## EXTRACTED MATERIAL
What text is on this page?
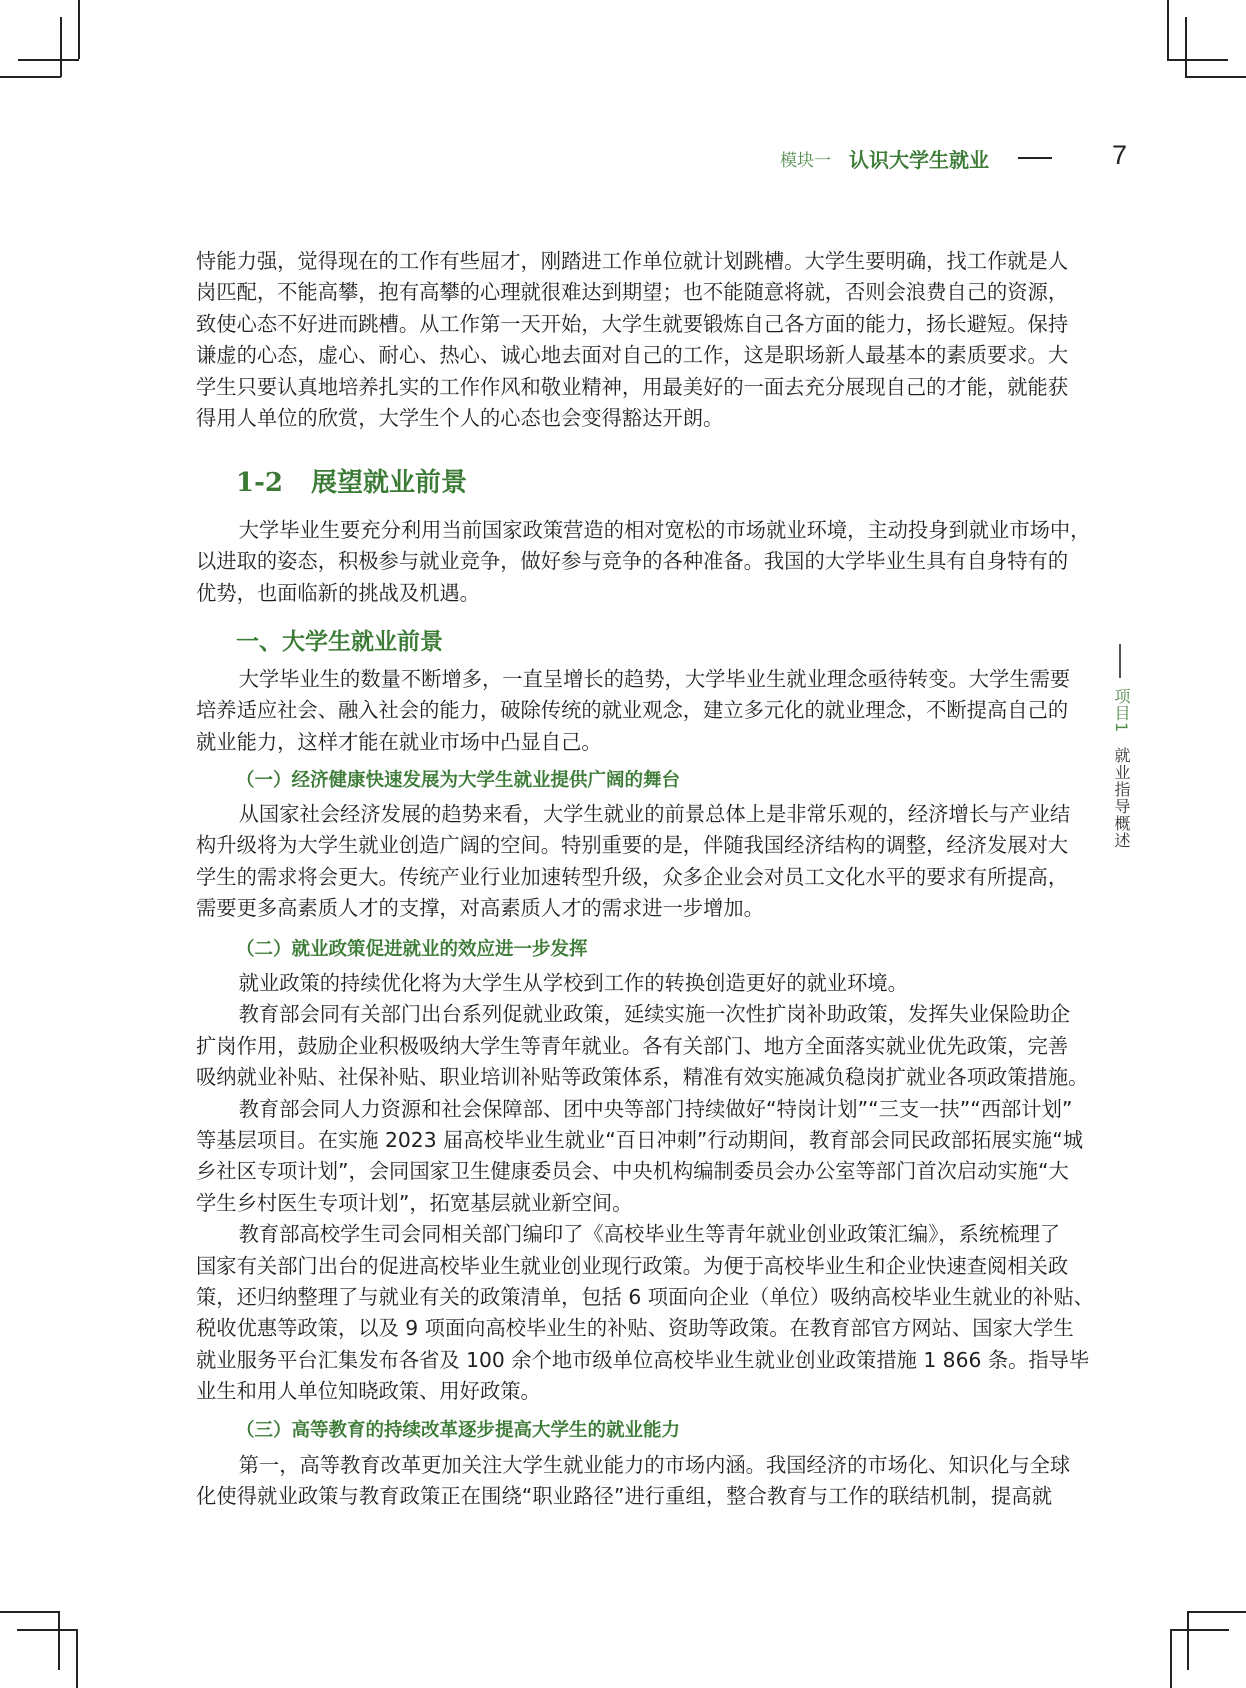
模块一 认识大学生就业	7
项目1
就业指导概述
1-2 展望就业前景
一、大学生就业前景
（一）经济健康快速发展为大学生就业提供广阔的舞台
（二）就业政策促进就业的效应进一步发挥
（三）高等教育的持续改革逐步提高大学生的就业能力
恃能力强，觉得现在的工作有些屈才，刚踏进工作单位就计划跳槽。大学生要明确，找工作就是人
岗匹配，不能高攀，抱有高攀的心理就很难达到期望；也不能随意将就，否则会浪费自己的资源，
致使心态不好进而跳槽。从工作第一天开始，大学生就要锻炼自己各方面的能力，扬长避短。保持
谦虚的心态，虚心、耐心、热心、诚心地去面对自己的工作，这是职场新人最基本的素质要求。大
学生只要认真地培养扎实的工作作风和敬业精神，用最美好的一面去充分展现自己的才能，就能获
得用人单位的欣赏，大学生个人的心态也会变得豁达开朗。
大学毕业生要充分利用当前国家政策营造的相对宽松的市场就业环境，主动投身到就业市场中，
以进取的姿态，积极参与就业竞争，做好参与竞争的各种准备。我国的大学毕业生具有自身特有的
优势，也面临新的挑战及机遇。
大学毕业生的数量不断增多，一直呈增长的趋势，大学毕业生就业理念亟待转变。大学生需要
培养适应社会、融入社会的能力，破除传统的就业观念，建立多元化的就业理念，不断提高自己的
就业能力，这样才能在就业市场中凸显自己。
从国家社会经济发展的趋势来看，大学生就业的前景总体上是非常乐观的，经济增长与产业结
构升级将为大学生就业创造广阔的空间。特别重要的是，伴随我国经济结构的调整，经济发展对大
学生的需求将会更大。传统产业行业加速转型升级，众多企业会对员工文化水平的要求有所提高，
需要更多高素质人才的支撑，对高素质人才的需求进一步增加。
就业政策的持续优化将为大学生从学校到工作的转换创造更好的就业环境。
教育部会同有关部门出台系列促就业政策，延续实施一次性扩岗补助政策，发挥失业保险助企
扩岗作用，鼓励企业积极吸纳大学生等青年就业。各有关部门、地方全面落实就业优先政策，完善
吸纳就业补贴、社保补贴、职业培训补贴等政策体系，精准有效实施减负稳岗扩就业各项政策措施。
教育部会同人力资源和社会保障部、团中央等部门持续做好“特岗计划”“三支一扶”“西部计划”
等基层项目。在实施 2023 届高校毕业生就业“百日冲刺”行动期间，教育部会同民政部拓展实施“城
乡社区专项计划”，会同国家卫生健康委员会、中央机构编制委员会办公室等部门首次启动实施“大
学生乡村医生专项计划”，拓宽基层就业新空间。
教育部高校学生司会同相关部门编印了《高校毕业生等青年就业创业政策汇编》，系统梳理了
国家有关部门出台的促进高校毕业生就业创业现行政策。为便于高校毕业生和企业快速查阅相关政
策，还归纳整理了与就业有关的政策清单，包括 6 项面向企业（单位）吸纳高校毕业生就业的补贴、
税收优惠等政策，以及 9 项面向高校毕业生的补贴、资助等政策。在教育部官方网站、国家大学生
就业服务平台汇集发布各省及 100 余个地市级单位高校毕业生就业创业政策措施 1 866 条。指导毕
业生和用人单位知晓政策、用好政策。
第一，高等教育改革更加关注大学生就业能力的市场内涵。我国经济的市场化、知识化与全球
化使得就业政策与教育政策正在围绕“职业路径”进行重组，整合教育与工作的联结机制，提高就
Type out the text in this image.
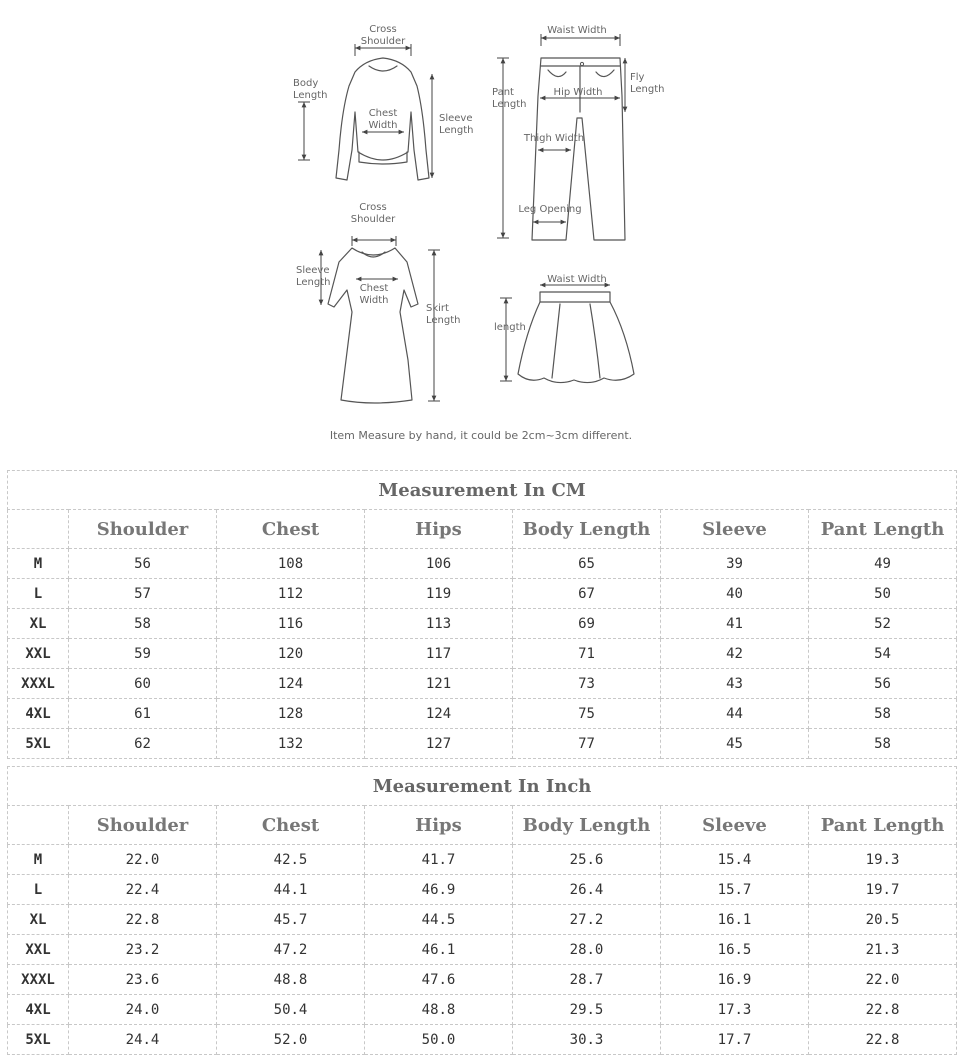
Cross Shoulder
Body Length
Chest Width
Sleeve Length
Waist Width
Pant Length
Hip Width
Fly Length
Thigh Width
Leg Opening
Cross Shoulder
Sleeve Length
Chest Width
Skirt Length
Waist Width
length
Item Measure by hand, it could be 2cm~3cm different.
Measurement In CM						
	Shoulder	Chest	Hips	Body Length	Sleeve	Pant Length
M	56	108	106	65	39	49
L	57	112	119	67	40	50
XL	58	116	113	69	41	52
XXL	59	120	117	71	42	54
XXXL	60	124	121	73	43	56
4XL	61	128	124	75	44	58
5XL	62	132	127	77	45	58
Measurement In Inch						
	Shoulder	Chest	Hips	Body Length	Sleeve	Pant Length
M	22.0	42.5	41.7	25.6	15.4	19.3
L	22.4	44.1	46.9	26.4	15.7	19.7
XL	22.8	45.7	44.5	27.2	16.1	20.5
XXL	23.2	47.2	46.1	28.0	16.5	21.3
XXXL	23.6	48.8	47.6	28.7	16.9	22.0
4XL	24.0	50.4	48.8	29.5	17.3	22.8
5XL	24.4	52.0	50.0	30.3	17.7	22.8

## TASK TO COMPLETE
Look through the data above. Find each line with the string "this" and copy it.

## REPLY TO THE EXERCISE
What text is on this page?
Type out the text in this image.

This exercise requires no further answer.